Текст для чтения =>
####################

Опубликовано в журнале Критическая Масса, номер 1, 2003
ARS UNA
Социальное и эстетическое сегодня
Владимир Сальников
Социальная и эстетическая анемия и анестезия?
Честно говоря, никакого “упадка жизненных сил, сопровождающих глобализацию”, тем более “являющегося ее содержанием”, как утверждает Александр Секацкий, я не вижу. На мой взгляд, все как раз наоборот — глобализация свидетельствует об оживлении, об энергетичности человечества, вернее, Западного Мира. Так же невозможно говорить о какой-то контрколонизации и контрколонизаторах, когда речь заходит о выходцах из бывших колоний во Франции, или гастарбайтерах в Германии, или выходцах из бедных стран в США. Точно так же как не был колонизацией завоз рабочих из России на заводы в советской Прибалтике. Хороши колонизаторы, вкалывающие на конвейере, в то время как “туземцы” занимают все руководящие посты и вообще все теплые места! Похожий “колониализм” можно и сейчас наблюдать где-нибудь в Татарии. А выходцы из колоний пусть “с лица ужасные”, но если и не “добрые внутри”, то уж точно ничем не угрожают населению метрополий (они пока “Норд-Осты” у своих благодетелей не захватывают), которые до сих пор остаются метрополиями. Да и термин “постколониализм” — не более чем уступка хорошим манерам. Пусть они, жители бывших колоний, думают, что они такие же, как и жители метрополий. Но разве это так?
Ужас, испытываемый русскими в западных странах перед “неграми”, и расизм советских эмигрантов по отношению к цветным на Западе объясняются в том числе и переносом на западную ситуацию своего положения коренных жителей “метрополии”, которую “контрколонизуют” кавказские и закавказские диаспоры, владеющие непропорционально большой долей денационализированной в 1990-е годы собственности (хотя и тут не все так прямолинейно). Однако это, так же как и упадок населения метрополии, — результат стагнации и отката модернизации. Но то, что русская схема никак не накладывается на западную реальность, — это абсолютно точно. На Западе проходит противоположный процесс. Там идет не деградация старой колониальной политики, но ее продолжение в новых формах. Вообще Запад никогда не останавливался в своей экспансии: где нельзя силой — там ложью, где можно уже не церемониться — там спокойно применяют насилие, как в Югославии и Ираке. Вместо привычного для русского послесоветского упадка мы видим на Западе успешно работающую планетарную машину модернизации — ведь это пройдоха капитализм, а не социалистическая утопия, ему все равно, чем и как, на основании какой теории, ему не обязательно иметь пролетариев в качестве инструментального класса и самую верную теорию (теории-то капитализм все время меняет в зависимости от их практичности), он и бандитами вроде косовских шептаров обойдется, и марксизм где надо применит! Модернизация же всех перемешивает, превращая в однородную массу. Отсюда происходит современный западный интернационализм, заменивший расизм и национализм. Просто выгоднее сегодня зулусов не из “максимов” косить, а за конвейер ставить и на иглу сажать. Это бедных гэдээровцев замучили сверхурочными в то время, как в Западную Германию уже с конца 1940-х начали завозить пролетариев из братской Турции.

####################

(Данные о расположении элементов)
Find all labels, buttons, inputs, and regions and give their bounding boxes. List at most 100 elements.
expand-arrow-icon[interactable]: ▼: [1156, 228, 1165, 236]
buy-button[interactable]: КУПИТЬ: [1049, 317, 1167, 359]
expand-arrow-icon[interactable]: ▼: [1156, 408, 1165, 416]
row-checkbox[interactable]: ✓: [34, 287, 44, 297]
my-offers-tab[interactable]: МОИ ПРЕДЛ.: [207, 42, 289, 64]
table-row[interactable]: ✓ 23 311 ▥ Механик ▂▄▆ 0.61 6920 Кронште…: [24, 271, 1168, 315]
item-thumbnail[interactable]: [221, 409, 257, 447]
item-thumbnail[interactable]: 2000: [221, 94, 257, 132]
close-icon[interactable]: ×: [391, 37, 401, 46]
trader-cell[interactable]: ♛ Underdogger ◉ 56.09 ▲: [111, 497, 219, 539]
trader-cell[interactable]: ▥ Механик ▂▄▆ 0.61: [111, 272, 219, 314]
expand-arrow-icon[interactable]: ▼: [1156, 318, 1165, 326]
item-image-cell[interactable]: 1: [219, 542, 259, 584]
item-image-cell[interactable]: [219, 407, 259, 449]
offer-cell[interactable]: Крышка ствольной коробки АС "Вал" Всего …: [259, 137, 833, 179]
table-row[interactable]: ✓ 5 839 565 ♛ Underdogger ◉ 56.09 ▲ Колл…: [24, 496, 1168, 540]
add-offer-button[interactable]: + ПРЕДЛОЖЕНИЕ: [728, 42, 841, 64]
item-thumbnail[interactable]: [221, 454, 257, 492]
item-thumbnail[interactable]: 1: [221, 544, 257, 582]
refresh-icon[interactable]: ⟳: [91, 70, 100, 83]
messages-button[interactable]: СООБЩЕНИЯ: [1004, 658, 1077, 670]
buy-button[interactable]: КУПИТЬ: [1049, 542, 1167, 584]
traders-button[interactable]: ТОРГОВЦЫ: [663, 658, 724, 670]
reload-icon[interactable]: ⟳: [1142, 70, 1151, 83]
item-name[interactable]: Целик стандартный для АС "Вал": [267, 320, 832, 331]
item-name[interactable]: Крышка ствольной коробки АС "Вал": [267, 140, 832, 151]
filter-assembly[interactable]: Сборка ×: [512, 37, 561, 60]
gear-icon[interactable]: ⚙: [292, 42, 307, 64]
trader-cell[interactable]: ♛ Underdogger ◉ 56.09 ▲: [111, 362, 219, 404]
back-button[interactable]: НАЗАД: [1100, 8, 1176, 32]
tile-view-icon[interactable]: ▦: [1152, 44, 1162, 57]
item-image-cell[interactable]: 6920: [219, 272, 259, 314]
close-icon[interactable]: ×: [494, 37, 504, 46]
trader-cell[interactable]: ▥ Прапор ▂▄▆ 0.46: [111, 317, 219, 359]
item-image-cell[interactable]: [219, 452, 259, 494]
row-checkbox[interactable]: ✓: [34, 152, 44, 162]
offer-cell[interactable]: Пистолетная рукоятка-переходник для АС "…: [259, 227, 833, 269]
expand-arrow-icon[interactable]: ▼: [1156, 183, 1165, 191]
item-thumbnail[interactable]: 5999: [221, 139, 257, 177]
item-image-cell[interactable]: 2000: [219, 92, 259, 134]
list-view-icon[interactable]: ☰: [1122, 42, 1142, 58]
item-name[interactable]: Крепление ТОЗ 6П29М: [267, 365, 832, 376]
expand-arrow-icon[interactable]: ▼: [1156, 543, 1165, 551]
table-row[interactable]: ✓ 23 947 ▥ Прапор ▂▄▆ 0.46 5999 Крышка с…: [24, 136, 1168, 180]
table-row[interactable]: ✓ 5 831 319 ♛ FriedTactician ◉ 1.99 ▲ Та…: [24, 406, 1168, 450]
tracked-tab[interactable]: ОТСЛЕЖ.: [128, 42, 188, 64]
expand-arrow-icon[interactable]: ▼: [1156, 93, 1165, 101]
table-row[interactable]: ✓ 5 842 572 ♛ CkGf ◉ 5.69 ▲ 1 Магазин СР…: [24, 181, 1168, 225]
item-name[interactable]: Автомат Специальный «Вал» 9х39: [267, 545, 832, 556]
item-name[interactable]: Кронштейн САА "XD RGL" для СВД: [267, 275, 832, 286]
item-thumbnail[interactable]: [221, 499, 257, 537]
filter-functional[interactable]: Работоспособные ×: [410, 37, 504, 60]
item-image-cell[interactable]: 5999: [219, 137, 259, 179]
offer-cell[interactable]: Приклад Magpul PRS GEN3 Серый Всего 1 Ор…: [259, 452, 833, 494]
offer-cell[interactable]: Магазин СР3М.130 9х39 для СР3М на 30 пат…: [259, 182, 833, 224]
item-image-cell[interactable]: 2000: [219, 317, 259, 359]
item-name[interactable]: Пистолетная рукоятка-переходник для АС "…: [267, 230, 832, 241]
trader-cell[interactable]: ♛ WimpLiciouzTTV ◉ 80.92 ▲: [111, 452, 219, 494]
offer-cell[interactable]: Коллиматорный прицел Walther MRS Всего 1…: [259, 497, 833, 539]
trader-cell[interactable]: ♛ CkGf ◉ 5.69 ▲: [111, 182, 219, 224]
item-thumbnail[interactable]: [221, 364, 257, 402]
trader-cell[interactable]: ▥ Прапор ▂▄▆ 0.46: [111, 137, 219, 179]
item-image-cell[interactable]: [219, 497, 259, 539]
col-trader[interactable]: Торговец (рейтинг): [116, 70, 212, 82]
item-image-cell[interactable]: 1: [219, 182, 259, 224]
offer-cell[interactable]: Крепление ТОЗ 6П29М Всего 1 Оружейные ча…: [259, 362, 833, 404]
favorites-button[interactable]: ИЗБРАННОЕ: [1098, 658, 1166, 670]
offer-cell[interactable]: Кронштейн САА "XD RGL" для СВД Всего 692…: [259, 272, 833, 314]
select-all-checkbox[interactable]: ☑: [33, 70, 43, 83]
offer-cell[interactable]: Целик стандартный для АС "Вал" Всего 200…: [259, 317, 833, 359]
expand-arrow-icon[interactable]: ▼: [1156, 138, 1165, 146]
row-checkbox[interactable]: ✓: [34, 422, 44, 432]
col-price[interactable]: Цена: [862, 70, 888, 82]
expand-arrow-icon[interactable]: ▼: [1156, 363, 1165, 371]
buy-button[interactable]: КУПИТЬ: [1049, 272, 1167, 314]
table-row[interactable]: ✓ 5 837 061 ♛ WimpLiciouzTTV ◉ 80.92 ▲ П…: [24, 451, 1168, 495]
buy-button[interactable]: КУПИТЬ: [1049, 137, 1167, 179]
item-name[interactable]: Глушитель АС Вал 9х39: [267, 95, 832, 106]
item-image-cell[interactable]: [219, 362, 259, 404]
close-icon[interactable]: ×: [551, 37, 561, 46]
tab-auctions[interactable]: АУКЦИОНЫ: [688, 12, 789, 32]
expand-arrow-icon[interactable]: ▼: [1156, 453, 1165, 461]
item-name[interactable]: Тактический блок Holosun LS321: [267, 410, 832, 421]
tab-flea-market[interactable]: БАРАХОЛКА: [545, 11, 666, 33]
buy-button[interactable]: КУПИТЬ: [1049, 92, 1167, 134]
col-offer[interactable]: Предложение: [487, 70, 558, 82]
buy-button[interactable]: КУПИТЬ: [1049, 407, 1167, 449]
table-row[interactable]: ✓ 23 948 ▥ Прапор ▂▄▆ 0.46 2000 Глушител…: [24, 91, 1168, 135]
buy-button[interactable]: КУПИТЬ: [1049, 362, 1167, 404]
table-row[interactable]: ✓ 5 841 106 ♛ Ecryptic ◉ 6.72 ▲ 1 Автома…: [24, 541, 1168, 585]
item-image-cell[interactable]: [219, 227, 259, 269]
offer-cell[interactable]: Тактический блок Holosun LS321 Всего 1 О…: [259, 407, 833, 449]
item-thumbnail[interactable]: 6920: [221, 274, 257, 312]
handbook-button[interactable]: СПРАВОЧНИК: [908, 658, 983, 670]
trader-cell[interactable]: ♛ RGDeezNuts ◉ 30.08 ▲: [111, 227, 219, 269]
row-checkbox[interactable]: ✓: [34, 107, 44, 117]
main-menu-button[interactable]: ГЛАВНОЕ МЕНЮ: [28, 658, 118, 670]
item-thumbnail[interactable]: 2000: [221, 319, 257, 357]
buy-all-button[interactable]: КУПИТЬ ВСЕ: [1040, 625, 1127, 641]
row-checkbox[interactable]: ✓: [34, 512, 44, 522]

####################

Задание =>
Ответьте на вопросы по тексту о глобализации и колониализме:
1. Чье утверждение об «упадке жизненных сил, сопровождающих глобализацию» оспаривается в начале текста?
2. Какие две страны названы примерами того, где Запад «спокойно применяют насилие»?
3. Из какой страны, согласно тексту, в Западную Германию с конца 1940-х начали завозить пролетариев?

Ответ =>
1. Александра Секацкого.
2. Югославия и Ирак.
3. Из Турции.